• [GIVEN TASK]:
Omit the pictures, then reproduce every remaining record exactly.

• [EXERCISE INPUTS]:
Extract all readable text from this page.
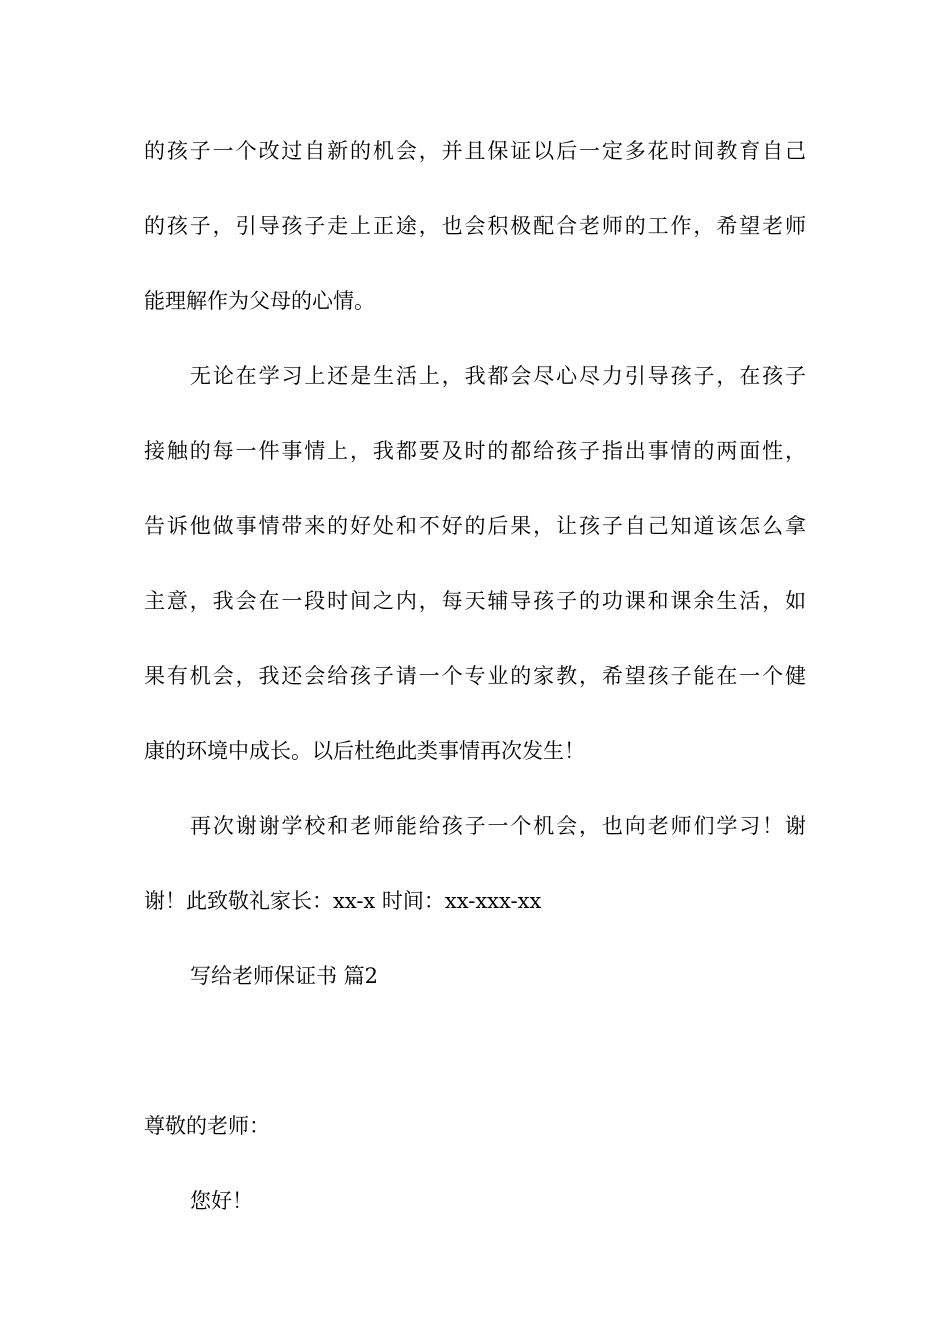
的孩子一个改过自新的机会，并且保证以后一定多花时间教育自己
的孩子，引导孩子走上正途，也会积极配合老师的工作，希望老师
能理解作为父母的心情。
无论在学习上还是生活上，我都会尽心尽力引导孩子，在孩子
接触的每一件事情上，我都要及时的都给孩子指出事情的两面性，
告诉他做事情带来的好处和不好的后果，让孩子自己知道该怎么拿
主意，我会在一段时间之内，每天辅导孩子的功课和课余生活，如
果有机会，我还会给孩子请一个专业的家教，希望孩子能在一个健
康的环境中成长。以后杜绝此类事情再次发生！
再次谢谢学校和老师能给孩子一个机会，也向老师们学习！谢
谢！此致敬礼家长：xx-x 时间：xx-xxx-xx
写给老师保证书 篇2
尊敬的老师：
您好！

• [WRITTEN ANSWER]:
Extract all readable text from this page.
的孩子一个改过自新的机会，并且保证以后一定多花时间教育自己
的孩子，引导孩子走上正途，也会积极配合老师的工作，希望老师
能理解作为父母的心情。
无论在学习上还是生活上，我都会尽心尽力引导孩子，在孩子
接触的每一件事情上，我都要及时的都给孩子指出事情的两面性，
告诉他做事情带来的好处和不好的后果，让孩子自己知道该怎么拿
主意，我会在一段时间之内，每天辅导孩子的功课和课余生活，如
果有机会，我还会给孩子请一个专业的家教，希望孩子能在一个健
康的环境中成长。以后杜绝此类事情再次发生！
再次谢谢学校和老师能给孩子一个机会，也向老师们学习！谢
谢！此致敬礼家长：xx-x 时间：xx-xxx-xx
写给老师保证书 篇2
尊敬的老师：
您好！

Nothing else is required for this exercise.